■ **STATED PROBLEM**
Without including the pictures, copy out every line below.

■ **THE INPUT**
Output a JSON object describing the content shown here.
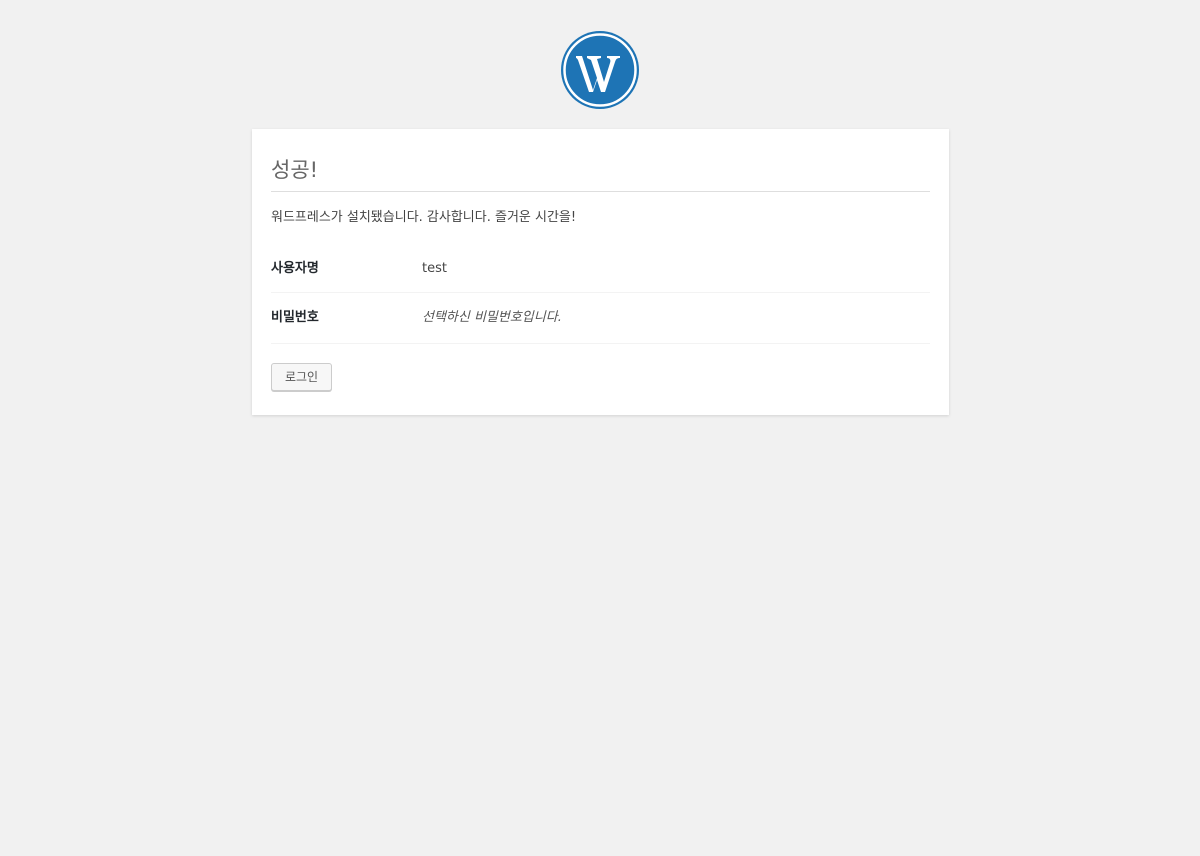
{
  "logo": {
    "icon": "wordpress-logo-icon",
    "color": "#1e74b5"
  },
  "panel": {
    "title": "성공!",
    "message": "워드프레스가 설치됐습니다. 감사합니다. 즐거운 시간을!",
    "username_label": "사용자명",
    "username_value": "test",
    "password_label": "비밀번호",
    "password_value": "선택하신 비밀번호입니다.",
    "login_button": "로그인"
  }
}
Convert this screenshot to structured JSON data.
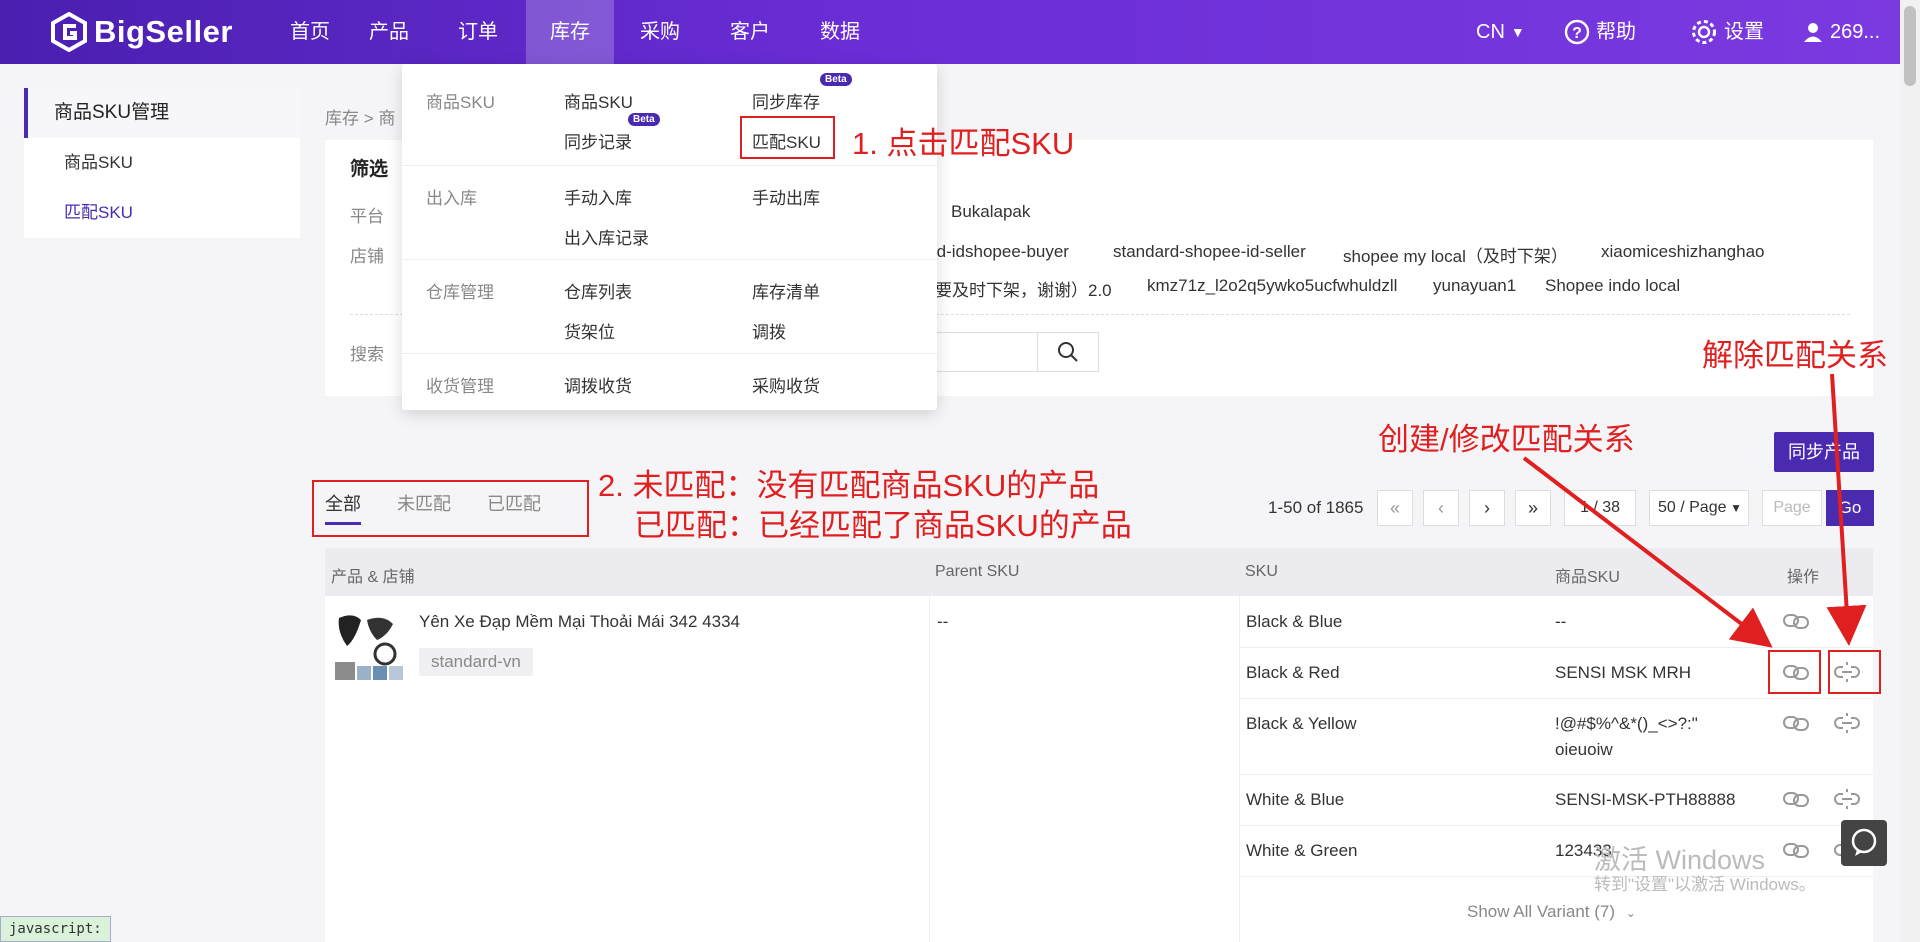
{
  "brand": {
    "name": "BigSeller"
  },
  "nav": {
    "items": [
      "首页",
      "产品",
      "订单",
      "库存",
      "采购",
      "客户",
      "数据"
    ],
    "lang": "CN",
    "help": "帮助",
    "settings": "设置",
    "user": "269..."
  },
  "sidebar": {
    "header": "商品SKU管理",
    "items": [
      "商品SKU",
      "匹配SKU"
    ]
  },
  "breadcrumb": "库存 > 商",
  "filter": {
    "title": "筛选",
    "platform_label": "平台",
    "platform_value": "Bukalapak",
    "store_label": "店铺",
    "stores_row1": [
      "rd-idshopee-buyer",
      "standard-shopee-id-seller",
      "shopee my local（及时下架）",
      "xiaomiceshizhanghao"
    ],
    "stores_row2": [
      "要及时下架，谢谢）2.0",
      "kmz71z_l2o2q5ywko5ucfwhuldzll",
      "yunayuan1",
      "Shopee indo local"
    ],
    "search_label": "搜索"
  },
  "menu": {
    "sections": [
      {
        "category": "商品SKU",
        "items": [
          "商品SKU",
          "同步库存",
          "同步记录",
          "匹配SKU"
        ]
      },
      {
        "category": "出入库",
        "items": [
          "手动入库",
          "手动出库",
          "出入库记录"
        ]
      },
      {
        "category": "仓库管理",
        "items": [
          "仓库列表",
          "库存清单",
          "货架位",
          "调拨"
        ]
      },
      {
        "category": "收货管理",
        "items": [
          "调拨收货",
          "采购收货"
        ]
      }
    ],
    "beta": "Beta"
  },
  "tabs": [
    "全部",
    "未匹配",
    "已匹配"
  ],
  "sync_button": "同步产品",
  "pagination": {
    "summary": "1-50 of 1865",
    "first": "«",
    "prev": "‹",
    "next": "›",
    "last": "»",
    "current": "1 / 38",
    "per_page": "50 / Page",
    "page_placeholder": "Page",
    "go": "Go"
  },
  "table": {
    "headers": [
      "产品 & 店铺",
      "Parent SKU",
      "SKU",
      "商品SKU",
      "操作"
    ],
    "product": {
      "name": "Yên Xe Đạp Mềm Mại Thoải Mái 342 4334",
      "store": "standard-vn",
      "parent_sku": "--"
    },
    "variants": [
      {
        "sku": "Black & Blue",
        "goods_sku": "--"
      },
      {
        "sku": "Black & Red",
        "goods_sku": "SENSI MSK MRH"
      },
      {
        "sku": "Black & Yellow",
        "goods_sku": "!@#$%^&*()_<>?:\"",
        "goods_sku2": "oieuoiw"
      },
      {
        "sku": "White & Blue",
        "goods_sku": "SENSI-MSK-PTH88888"
      },
      {
        "sku": "White & Green",
        "goods_sku": "123433"
      }
    ],
    "show_all": "Show All Variant (7)"
  },
  "annotations": {
    "step1": "1. 点击匹配SKU",
    "step2_line1": "2. 未匹配：没有匹配商品SKU的产品",
    "step2_line2": "已匹配：已经匹配了商品SKU的产品",
    "create": "创建/修改匹配关系",
    "remove": "解除匹配关系"
  },
  "status": "javascript:",
  "watermark": {
    "line1": "激活 Windows",
    "line2": "转到\"设置\"以激活 Windows。"
  },
  "colors": {
    "brand": "#4a2bb0",
    "annotation": "#e02020"
  }
}
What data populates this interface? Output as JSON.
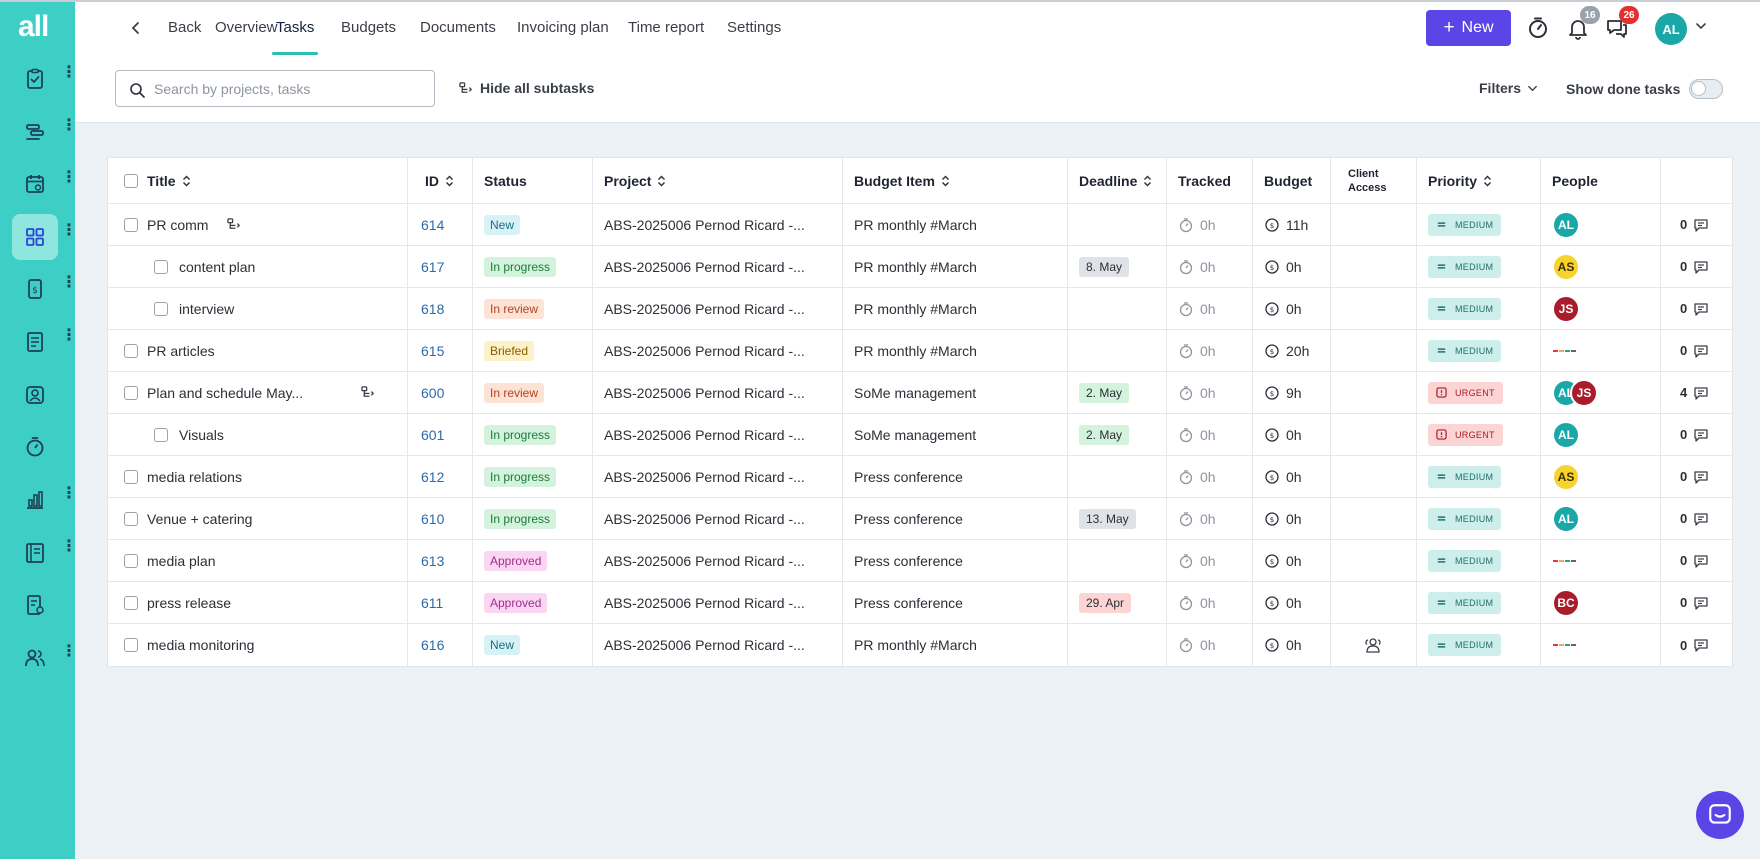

■ **ANSWER FOR THIS EXERCISE**
Output a JSON object describing the content shown here.
{
  "logo": {
    "icon": "wordpress-logo-icon",
    "color": "#1e74b5"
  },
  "panel": {
    "title": "성공!",
    "message": "워드프레스가 설치됐습니다. 감사합니다. 즐거운 시간을!",
    "username_label": "사용자명",
    "username_value": "test",
    "password_label": "비밀번호",
    "password_value": "선택하신 비밀번호입니다.",
    "login_button": "로그인"
  }
}
Convert this screenshot to structured JSON data.
{
  "brand": {
    "name": "BigSeller"
  },
  "nav": {
    "items": [
      "首页",
      "产品",
      "订单",
      "库存",
      "采购",
      "客户",
      "数据"
    ],
    "lang": "CN",
    "help": "帮助",
    "settings": "设置",
    "user": "269..."
  },
  "sidebar": {
    "header": "商品SKU管理",
    "items": [
      "商品SKU",
      "匹配SKU"
    ]
  },
  "breadcrumb": "库存 > 商",
  "filter": {
    "title": "筛选",
    "platform_label": "平台",
    "platform_value": "Bukalapak",
    "store_label": "店铺",
    "stores_row1": [
      "rd-idshopee-buyer",
      "standard-shopee-id-seller",
      "shopee my local（及时下架）",
      "xiaomiceshizhanghao"
    ],
    "stores_row2": [
      "要及时下架，谢谢）2.0",
      "kmz71z_l2o2q5ywko5ucfwhuldzll",
      "yunayuan1",
      "Shopee indo local"
    ],
    "search_label": "搜索"
  },
  "menu": {
    "sections": [
      {
        "category": "商品SKU",
        "items": [
          "商品SKU",
          "同步库存",
          "同步记录",
          "匹配SKU"
        ]
      },
      {
        "category": "出入库",
        "items": [
          "手动入库",
          "手动出库",
          "出入库记录"
        ]
      },
      {
        "category": "仓库管理",
        "items": [
          "仓库列表",
          "库存清单",
          "货架位",
          "调拨"
        ]
      },
      {
        "category": "收货管理",
        "items": [
          "调拨收货",
          "采购收货"
        ]
      }
    ],
    "beta": "Beta"
  },
  "tabs": [
    "全部",
    "未匹配",
    "已匹配"
  ],
  "sync_button": "同步产品",
  "pagination": {
    "summary": "1-50 of 1865",
    "first": "«",
    "prev": "‹",
    "next": "›",
    "last": "»",
    "current": "1 / 38",
    "per_page": "50 / Page",
    "page_placeholder": "Page",
    "go": "Go"
  },
  "table": {
    "headers": [
      "产品 & 店铺",
      "Parent SKU",
      "SKU",
      "商品SKU",
      "操作"
    ],
    "product": {
      "name": "Yên Xe Đạp Mềm Mại Thoải Mái 342 4334",
      "store": "standard-vn",
      "parent_sku": "--"
    },
    "variants": [
      {
        "sku": "Black & Blue",
        "goods_sku": "--"
      },
      {
        "sku": "Black & Red",
        "goods_sku": "SENSI MSK MRH"
      },
      {
        "sku": "Black & Yellow",
        "goods_sku": "!@#$%^&*()_<>?:\"",
        "goods_sku2": "oieuoiw"
      },
      {
        "sku": "White & Blue",
        "goods_sku": "SENSI-MSK-PTH88888"
      },
      {
        "sku": "White & Green",
        "goods_sku": "123433"
      }
    ],
    "show_all": "Show All Variant (7)"
  },
  "annotations": {
    "step1": "1. 点击匹配SKU",
    "step2_line1": "2. 未匹配：没有匹配商品SKU的产品",
    "step2_line2": "已匹配：已经匹配了商品SKU的产品",
    "create": "创建/修改匹配关系",
    "remove": "解除匹配关系"
  },
  "status": "javascript:",
  "watermark": {
    "line1": "激活 Windows",
    "line2": "转到\"设置\"以激活 Windows。"
  },
  "colors": {
    "brand": "#4a2bb0",
    "annotation": "#e02020"
  }
}
What data populates this interface? Output as JSON.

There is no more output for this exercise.